## WORK TO BE COMPLETED
Identify every line in the records below that contains the word "this", and reproduce each one.

Rows from a figure dataset:
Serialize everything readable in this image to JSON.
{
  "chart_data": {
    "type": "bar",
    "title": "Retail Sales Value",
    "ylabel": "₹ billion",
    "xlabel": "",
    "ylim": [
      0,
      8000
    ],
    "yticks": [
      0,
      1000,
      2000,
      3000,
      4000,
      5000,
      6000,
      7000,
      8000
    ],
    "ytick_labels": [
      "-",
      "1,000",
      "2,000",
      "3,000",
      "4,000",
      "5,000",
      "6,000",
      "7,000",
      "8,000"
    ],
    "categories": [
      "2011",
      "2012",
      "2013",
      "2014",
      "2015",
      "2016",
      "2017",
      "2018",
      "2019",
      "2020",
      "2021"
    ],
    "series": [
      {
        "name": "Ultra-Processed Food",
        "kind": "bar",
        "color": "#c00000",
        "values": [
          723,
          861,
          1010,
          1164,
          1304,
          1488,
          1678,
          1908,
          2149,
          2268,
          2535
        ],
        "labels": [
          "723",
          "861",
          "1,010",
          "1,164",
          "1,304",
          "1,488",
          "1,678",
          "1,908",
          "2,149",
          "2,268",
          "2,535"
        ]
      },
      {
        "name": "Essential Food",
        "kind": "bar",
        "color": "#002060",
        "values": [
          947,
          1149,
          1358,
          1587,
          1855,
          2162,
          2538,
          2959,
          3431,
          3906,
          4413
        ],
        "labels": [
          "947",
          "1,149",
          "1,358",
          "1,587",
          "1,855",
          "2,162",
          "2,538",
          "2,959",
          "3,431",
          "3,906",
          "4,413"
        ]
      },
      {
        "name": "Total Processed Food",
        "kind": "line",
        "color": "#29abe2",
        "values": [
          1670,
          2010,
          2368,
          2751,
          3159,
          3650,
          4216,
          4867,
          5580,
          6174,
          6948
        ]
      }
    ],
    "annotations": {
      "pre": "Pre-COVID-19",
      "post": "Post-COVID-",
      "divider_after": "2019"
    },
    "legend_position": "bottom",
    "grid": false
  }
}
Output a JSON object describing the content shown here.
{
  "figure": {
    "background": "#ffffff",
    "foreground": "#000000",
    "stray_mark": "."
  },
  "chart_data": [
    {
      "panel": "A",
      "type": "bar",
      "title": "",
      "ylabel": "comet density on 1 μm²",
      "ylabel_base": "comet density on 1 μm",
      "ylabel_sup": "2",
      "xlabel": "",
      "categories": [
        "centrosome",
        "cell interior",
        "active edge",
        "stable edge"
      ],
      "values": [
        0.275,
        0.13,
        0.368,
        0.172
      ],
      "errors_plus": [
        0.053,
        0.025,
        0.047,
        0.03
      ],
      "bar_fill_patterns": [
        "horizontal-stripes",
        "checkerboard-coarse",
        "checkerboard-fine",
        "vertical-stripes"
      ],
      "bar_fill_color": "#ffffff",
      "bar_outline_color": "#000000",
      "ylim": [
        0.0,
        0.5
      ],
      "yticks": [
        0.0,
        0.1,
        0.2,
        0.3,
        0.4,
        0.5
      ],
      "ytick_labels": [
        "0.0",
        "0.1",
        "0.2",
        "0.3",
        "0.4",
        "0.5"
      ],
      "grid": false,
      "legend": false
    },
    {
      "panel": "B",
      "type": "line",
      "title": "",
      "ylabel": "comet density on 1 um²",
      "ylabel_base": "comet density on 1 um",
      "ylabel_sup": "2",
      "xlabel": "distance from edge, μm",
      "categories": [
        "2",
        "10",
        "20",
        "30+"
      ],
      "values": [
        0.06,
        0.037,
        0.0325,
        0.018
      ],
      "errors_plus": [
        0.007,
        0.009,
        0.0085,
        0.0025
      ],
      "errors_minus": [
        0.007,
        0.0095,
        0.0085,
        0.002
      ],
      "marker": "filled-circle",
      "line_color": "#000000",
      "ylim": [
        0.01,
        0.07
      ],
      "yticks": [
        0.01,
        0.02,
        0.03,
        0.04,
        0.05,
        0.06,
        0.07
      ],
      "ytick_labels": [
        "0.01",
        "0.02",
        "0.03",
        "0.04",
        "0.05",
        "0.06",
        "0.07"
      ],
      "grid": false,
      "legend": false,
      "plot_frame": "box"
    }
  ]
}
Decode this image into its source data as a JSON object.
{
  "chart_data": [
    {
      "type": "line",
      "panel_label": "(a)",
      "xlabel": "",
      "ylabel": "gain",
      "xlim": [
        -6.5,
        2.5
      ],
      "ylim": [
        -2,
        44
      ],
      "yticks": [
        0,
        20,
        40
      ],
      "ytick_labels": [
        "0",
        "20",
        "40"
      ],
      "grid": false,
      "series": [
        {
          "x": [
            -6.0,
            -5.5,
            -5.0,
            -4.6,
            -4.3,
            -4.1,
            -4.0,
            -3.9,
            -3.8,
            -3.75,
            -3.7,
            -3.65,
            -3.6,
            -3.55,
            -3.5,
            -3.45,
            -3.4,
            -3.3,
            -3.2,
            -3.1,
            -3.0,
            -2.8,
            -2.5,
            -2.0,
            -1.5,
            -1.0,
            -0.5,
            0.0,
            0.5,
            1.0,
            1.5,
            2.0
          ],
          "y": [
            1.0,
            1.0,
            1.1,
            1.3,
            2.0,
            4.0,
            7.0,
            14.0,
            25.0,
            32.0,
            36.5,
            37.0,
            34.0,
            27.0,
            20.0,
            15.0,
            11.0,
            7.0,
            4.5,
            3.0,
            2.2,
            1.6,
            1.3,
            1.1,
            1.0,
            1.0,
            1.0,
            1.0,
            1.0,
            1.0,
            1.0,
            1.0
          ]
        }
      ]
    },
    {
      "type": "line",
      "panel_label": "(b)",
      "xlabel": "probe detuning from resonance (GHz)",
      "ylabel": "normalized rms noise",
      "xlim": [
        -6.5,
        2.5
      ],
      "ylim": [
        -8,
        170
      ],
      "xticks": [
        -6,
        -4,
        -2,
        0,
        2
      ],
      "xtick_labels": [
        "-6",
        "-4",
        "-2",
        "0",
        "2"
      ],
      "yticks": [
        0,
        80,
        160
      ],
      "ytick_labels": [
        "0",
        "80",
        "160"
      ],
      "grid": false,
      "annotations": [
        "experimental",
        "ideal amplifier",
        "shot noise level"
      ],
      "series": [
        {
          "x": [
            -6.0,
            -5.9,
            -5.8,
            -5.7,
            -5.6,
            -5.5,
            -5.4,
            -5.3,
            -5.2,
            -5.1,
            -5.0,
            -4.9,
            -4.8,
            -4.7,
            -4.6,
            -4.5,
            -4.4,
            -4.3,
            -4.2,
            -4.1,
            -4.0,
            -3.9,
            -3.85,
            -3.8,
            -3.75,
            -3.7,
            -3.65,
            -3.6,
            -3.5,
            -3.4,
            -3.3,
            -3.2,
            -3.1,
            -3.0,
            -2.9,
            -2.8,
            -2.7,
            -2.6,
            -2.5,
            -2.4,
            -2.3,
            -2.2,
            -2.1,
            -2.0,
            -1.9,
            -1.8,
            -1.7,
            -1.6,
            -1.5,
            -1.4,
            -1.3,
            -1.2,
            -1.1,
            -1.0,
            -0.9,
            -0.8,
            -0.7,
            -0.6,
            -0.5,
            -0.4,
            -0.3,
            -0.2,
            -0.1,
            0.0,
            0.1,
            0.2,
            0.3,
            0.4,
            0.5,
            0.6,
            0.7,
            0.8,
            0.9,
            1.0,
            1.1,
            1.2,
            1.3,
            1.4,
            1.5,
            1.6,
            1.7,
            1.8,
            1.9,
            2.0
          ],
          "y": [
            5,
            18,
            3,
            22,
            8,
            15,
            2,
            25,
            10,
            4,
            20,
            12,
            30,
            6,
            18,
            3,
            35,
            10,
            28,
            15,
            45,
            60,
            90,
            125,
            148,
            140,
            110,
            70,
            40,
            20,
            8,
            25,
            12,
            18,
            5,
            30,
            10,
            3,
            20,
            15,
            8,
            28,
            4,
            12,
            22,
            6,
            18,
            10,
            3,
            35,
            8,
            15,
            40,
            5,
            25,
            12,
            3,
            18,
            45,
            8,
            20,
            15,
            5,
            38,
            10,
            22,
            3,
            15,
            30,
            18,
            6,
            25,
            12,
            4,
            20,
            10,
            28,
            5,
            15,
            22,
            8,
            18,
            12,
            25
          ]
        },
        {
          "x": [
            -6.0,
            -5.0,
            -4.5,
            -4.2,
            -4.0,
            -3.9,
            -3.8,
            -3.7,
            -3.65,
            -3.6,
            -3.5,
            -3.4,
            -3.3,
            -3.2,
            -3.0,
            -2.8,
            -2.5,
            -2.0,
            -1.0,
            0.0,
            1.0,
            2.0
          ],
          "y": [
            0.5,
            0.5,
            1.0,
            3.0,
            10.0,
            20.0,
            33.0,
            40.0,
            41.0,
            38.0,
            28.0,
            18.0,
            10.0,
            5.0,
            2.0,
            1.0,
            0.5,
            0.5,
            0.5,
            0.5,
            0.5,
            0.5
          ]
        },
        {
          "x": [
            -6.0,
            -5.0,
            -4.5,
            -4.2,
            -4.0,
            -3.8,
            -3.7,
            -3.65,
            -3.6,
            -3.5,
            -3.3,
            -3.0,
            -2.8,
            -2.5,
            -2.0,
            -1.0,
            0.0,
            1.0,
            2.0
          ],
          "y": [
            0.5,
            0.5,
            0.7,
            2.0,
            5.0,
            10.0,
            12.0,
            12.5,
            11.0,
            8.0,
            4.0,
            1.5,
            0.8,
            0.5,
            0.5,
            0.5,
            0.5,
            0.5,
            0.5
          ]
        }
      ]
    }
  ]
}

## SOLUTION TO THE PROBLEM
Serialize everything readable in this image to JSON.
Decode this image into its source data as a JSON object.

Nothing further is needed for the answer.